## Vorliegender Textauszug:
+++

Andererseits war der Verrat nötig, um den weiteren Verlauf der Geschichte zu garantieren. Denn wenn Jesus nicht verraten und verhaftet worden wäre, dann wäre er nicht verurteilt und am Kreuz hingerichtet worden. So das Gedankenspiel. Dann gäbe es womöglich kein Christentum. Und keine Kirchen, in denen Menschen zum Kreuz beten, dem Symbol von Christi Leiden und den Glauben an die Auferstehung.

Über die Figur Judas haben viele nachgedacht. Die flämische Autorin Lot Vekemans hat es auf das menschliche Maß heruntergebrochen. In ihrem Monolog begegnet uns nicht das Verrätermonstrum, sondern der enttäuschte Anhänger eines Anführers, der das Zeug zum König der Juden hatte. Aber am Ende, beim letzten Weg nach Jerusalem, immer verzagter und kleinlauter wurde. „Warum hat er sich nicht gewehrt?“

Judas hadert mit dem Verlauf der Geschichte. Und er nimmt die Schuld auf sich, begeht in diesem Theaterstück Selbstmord.

+++

## Aufgabenstellung:
Entscheiden Sie, ob die folgenden Aussagen mit dem Textauszug über Judas übereinstimmen: (a) Lot Vekemans ist eine flämische Autorin. (b) In ihrem Monolog erscheint Judas als Verrätermonstrum. (c) Judas begeht im Theaterstück Selbstmord. Antworten Sie jeweils mit Ja oder Nein und belegen Sie Ihre Antwort mit einem wörtlichen Zitat aus dem Textauszug. Die anschließenden Zeilen stehen in keinem Zusammenhang mit dem Textauszug über Judas.

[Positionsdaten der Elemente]
+++

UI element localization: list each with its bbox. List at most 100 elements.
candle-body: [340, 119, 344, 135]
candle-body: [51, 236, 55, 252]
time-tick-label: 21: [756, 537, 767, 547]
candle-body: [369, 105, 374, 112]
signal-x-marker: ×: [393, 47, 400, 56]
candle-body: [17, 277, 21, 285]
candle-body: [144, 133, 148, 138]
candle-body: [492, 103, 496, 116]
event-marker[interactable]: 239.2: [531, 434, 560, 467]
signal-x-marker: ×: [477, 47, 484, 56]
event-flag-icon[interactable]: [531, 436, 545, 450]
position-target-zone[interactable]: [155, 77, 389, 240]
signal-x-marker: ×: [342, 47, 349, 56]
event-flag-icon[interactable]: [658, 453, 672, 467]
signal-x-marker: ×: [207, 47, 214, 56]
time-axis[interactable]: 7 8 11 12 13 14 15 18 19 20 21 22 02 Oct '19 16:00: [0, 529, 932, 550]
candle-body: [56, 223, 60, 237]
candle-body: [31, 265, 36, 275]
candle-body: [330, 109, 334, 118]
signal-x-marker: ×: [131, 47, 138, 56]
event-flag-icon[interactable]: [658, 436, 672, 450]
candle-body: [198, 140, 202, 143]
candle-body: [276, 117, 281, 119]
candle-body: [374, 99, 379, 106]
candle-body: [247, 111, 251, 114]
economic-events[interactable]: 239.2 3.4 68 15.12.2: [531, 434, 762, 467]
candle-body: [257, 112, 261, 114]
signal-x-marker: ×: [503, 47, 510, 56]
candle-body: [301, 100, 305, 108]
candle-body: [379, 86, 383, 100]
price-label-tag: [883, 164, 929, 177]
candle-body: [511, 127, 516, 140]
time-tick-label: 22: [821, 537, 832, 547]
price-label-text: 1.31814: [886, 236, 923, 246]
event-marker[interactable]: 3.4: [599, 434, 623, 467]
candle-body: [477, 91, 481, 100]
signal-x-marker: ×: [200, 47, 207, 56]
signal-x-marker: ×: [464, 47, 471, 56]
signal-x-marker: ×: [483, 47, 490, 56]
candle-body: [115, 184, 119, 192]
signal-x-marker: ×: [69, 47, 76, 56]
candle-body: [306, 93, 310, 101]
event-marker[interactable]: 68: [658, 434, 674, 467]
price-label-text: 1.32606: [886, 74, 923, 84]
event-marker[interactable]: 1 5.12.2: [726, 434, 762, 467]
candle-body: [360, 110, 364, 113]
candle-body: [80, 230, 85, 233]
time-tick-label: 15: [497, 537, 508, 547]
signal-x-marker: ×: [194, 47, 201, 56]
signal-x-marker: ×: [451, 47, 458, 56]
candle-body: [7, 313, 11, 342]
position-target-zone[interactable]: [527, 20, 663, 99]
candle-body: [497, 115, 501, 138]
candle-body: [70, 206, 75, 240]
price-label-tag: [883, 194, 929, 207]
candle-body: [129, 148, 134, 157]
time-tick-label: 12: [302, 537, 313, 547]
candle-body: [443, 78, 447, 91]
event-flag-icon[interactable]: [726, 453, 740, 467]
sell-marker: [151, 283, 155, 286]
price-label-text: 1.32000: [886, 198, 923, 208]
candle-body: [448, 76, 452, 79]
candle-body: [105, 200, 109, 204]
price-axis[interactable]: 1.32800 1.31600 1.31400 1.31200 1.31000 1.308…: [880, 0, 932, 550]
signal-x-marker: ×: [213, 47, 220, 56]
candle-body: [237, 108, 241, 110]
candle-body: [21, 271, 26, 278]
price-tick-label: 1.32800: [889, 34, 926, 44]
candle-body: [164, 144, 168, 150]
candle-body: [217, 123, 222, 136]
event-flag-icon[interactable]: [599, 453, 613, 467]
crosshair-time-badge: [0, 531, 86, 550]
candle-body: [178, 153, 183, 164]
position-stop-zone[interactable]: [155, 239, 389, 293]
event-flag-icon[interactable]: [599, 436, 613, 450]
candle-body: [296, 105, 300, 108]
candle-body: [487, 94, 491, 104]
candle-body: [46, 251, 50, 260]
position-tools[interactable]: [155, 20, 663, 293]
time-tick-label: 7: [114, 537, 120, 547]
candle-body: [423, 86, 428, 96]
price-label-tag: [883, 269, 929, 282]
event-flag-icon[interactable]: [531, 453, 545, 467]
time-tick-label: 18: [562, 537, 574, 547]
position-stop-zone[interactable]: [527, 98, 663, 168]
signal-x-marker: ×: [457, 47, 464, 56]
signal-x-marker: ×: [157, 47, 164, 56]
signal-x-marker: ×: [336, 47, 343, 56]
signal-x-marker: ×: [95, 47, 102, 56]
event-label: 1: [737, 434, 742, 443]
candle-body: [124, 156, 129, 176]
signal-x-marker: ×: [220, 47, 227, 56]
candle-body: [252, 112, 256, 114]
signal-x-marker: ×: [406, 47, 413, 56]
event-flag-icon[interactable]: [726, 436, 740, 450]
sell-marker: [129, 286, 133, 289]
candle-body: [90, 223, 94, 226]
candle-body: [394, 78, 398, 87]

+++

## Lösung:
(a) Ja: „Die flämische Autorin Lot Vekemans“
(b) Nein: „begegnet uns nicht das Verrätermonstrum, sondern der enttäuschte Anhänger eines Anführers“
(c) Ja: „begeht in diesem Theaterstück Selbstmord“